§ **Input data**:
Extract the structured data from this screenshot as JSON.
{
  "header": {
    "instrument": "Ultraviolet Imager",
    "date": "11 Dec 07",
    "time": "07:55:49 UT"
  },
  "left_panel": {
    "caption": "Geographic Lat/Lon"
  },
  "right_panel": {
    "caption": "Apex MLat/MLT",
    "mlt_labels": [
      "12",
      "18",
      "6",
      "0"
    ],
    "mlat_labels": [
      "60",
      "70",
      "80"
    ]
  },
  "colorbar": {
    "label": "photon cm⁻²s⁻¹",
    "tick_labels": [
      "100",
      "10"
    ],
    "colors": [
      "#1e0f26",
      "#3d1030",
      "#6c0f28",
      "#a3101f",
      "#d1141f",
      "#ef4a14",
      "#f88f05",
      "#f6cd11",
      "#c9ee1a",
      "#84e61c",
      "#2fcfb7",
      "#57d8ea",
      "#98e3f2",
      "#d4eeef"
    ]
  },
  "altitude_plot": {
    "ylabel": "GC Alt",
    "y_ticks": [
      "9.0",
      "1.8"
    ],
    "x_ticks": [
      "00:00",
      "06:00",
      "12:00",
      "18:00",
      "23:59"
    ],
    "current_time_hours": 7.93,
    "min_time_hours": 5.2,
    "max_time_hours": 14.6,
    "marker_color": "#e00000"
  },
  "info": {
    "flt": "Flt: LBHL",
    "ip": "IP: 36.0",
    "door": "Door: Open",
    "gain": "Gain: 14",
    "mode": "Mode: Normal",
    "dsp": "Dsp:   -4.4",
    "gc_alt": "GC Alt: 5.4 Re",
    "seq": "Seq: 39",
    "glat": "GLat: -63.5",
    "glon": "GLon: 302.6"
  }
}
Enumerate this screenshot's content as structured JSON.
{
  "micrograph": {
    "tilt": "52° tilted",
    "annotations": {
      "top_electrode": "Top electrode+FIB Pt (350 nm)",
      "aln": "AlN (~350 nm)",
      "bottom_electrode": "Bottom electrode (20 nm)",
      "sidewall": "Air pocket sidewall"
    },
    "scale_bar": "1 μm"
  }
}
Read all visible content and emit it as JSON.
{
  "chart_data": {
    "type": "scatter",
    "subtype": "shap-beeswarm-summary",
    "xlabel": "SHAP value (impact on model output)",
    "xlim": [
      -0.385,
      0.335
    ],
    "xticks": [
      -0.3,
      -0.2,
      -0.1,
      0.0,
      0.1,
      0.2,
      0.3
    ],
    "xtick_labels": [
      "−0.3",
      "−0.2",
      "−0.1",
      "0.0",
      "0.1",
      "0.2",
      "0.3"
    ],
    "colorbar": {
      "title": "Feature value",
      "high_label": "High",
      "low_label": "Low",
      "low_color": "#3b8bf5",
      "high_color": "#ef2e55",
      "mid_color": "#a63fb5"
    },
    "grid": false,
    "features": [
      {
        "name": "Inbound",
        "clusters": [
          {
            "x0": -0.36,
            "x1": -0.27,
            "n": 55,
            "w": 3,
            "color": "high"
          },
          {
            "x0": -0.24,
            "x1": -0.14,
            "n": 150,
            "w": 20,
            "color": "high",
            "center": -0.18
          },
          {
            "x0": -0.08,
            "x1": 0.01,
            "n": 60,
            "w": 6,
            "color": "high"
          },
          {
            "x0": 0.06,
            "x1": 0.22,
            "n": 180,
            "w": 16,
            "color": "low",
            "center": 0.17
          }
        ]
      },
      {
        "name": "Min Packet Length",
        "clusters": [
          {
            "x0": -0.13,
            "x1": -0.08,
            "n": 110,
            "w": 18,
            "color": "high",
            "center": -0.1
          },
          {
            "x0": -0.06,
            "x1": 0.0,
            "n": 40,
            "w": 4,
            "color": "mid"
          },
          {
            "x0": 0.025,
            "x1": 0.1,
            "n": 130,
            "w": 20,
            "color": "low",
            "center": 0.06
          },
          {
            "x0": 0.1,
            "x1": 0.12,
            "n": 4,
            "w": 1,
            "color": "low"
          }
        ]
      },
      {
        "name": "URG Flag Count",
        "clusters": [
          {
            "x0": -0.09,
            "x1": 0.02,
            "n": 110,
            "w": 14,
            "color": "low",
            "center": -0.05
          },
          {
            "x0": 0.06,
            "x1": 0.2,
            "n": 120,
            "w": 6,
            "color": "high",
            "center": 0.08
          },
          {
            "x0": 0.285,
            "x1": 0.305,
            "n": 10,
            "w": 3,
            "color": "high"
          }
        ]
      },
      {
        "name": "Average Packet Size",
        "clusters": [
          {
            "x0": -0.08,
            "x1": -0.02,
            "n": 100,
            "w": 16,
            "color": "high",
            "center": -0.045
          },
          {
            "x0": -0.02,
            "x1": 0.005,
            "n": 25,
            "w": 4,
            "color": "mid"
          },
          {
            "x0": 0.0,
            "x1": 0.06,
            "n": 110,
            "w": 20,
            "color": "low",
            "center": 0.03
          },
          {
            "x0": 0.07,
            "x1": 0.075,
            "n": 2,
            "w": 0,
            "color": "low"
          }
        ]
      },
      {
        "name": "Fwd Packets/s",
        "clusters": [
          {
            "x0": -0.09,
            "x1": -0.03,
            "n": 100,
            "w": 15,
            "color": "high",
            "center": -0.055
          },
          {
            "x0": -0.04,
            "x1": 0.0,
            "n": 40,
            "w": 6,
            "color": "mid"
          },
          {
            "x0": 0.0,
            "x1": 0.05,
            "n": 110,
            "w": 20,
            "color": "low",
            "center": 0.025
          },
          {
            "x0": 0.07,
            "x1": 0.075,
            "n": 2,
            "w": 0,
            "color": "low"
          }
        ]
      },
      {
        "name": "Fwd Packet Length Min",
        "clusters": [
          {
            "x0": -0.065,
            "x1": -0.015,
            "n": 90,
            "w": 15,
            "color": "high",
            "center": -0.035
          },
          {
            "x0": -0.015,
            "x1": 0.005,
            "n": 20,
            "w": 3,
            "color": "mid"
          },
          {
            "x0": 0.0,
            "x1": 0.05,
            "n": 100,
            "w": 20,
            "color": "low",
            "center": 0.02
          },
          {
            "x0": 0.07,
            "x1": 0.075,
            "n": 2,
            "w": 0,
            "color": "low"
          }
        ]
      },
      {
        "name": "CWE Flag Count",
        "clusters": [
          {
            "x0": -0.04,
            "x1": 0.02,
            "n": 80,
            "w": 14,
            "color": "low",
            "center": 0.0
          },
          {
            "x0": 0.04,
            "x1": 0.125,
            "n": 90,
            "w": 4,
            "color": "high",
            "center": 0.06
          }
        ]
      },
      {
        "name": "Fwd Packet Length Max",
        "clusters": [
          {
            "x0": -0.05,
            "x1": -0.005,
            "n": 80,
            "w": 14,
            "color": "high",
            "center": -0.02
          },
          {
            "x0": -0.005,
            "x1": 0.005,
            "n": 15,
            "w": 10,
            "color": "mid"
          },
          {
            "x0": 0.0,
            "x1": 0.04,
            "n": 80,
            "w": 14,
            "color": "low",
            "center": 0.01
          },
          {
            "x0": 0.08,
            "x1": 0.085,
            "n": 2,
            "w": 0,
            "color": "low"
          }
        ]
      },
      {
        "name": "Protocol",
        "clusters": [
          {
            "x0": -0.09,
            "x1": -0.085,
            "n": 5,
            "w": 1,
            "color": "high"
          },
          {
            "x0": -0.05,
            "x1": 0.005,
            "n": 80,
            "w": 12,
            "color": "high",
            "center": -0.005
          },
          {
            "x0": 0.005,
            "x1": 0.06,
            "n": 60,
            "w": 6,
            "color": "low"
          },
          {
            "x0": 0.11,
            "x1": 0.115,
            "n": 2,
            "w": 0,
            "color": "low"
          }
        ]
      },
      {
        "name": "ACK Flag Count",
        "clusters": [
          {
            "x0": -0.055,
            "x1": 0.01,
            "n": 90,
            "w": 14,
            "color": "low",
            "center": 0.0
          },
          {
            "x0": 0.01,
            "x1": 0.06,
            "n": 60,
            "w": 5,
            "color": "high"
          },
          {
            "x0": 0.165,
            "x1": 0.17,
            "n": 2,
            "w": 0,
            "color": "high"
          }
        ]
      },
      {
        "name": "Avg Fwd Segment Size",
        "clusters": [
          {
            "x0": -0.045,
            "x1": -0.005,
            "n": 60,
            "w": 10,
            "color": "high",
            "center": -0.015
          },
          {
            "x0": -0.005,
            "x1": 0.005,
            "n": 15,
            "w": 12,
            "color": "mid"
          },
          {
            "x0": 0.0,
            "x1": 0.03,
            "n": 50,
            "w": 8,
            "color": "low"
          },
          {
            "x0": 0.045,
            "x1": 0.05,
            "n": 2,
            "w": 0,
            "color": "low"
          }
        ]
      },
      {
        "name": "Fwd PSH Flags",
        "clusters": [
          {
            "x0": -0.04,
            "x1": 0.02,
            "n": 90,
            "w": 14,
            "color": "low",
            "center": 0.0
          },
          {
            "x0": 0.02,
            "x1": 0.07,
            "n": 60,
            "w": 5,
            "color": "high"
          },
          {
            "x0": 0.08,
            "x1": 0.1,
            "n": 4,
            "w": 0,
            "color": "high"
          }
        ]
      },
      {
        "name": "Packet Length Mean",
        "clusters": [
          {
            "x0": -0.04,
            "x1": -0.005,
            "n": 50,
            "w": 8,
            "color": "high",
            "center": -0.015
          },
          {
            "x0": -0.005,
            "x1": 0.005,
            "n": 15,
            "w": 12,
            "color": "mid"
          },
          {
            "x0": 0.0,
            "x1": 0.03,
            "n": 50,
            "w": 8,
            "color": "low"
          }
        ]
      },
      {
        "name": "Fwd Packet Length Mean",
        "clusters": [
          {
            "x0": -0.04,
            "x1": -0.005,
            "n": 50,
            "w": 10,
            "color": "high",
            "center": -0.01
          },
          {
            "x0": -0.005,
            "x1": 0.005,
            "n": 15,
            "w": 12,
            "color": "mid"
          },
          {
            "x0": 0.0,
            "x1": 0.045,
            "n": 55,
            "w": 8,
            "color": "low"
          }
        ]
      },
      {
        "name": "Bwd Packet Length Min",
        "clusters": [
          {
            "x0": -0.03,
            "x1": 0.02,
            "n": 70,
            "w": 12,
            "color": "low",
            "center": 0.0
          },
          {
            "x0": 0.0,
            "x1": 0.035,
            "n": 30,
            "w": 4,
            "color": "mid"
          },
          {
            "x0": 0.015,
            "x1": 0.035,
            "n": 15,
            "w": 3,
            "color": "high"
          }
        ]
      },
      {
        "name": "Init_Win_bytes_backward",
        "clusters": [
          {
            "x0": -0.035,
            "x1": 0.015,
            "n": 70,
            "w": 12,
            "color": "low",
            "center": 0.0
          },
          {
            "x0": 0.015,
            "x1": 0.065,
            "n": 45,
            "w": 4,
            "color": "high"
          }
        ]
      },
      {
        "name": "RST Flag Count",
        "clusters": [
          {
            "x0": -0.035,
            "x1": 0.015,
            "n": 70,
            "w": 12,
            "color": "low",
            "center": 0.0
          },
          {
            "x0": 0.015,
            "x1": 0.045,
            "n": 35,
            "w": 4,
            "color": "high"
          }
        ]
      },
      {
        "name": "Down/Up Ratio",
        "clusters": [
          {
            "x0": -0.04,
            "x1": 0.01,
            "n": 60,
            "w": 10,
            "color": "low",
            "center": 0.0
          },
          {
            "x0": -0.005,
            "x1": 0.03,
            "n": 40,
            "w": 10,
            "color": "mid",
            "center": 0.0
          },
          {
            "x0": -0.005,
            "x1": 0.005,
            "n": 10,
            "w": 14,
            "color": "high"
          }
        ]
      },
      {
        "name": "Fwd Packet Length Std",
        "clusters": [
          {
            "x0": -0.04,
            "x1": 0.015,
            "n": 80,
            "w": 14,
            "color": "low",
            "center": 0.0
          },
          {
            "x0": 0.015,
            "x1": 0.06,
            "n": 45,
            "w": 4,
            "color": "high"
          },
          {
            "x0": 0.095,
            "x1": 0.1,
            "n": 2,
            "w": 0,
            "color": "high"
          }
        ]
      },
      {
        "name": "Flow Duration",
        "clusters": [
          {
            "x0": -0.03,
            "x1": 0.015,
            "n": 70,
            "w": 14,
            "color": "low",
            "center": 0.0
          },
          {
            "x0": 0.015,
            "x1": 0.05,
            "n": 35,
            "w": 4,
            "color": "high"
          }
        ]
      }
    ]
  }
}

§ **Goal of the exercise**: Locate the word "caption" in the records and collect each line it appears in.

§ **Output**:
    "caption": "Geographic Lat/Lon"
    "caption": "Apex MLat/MLT",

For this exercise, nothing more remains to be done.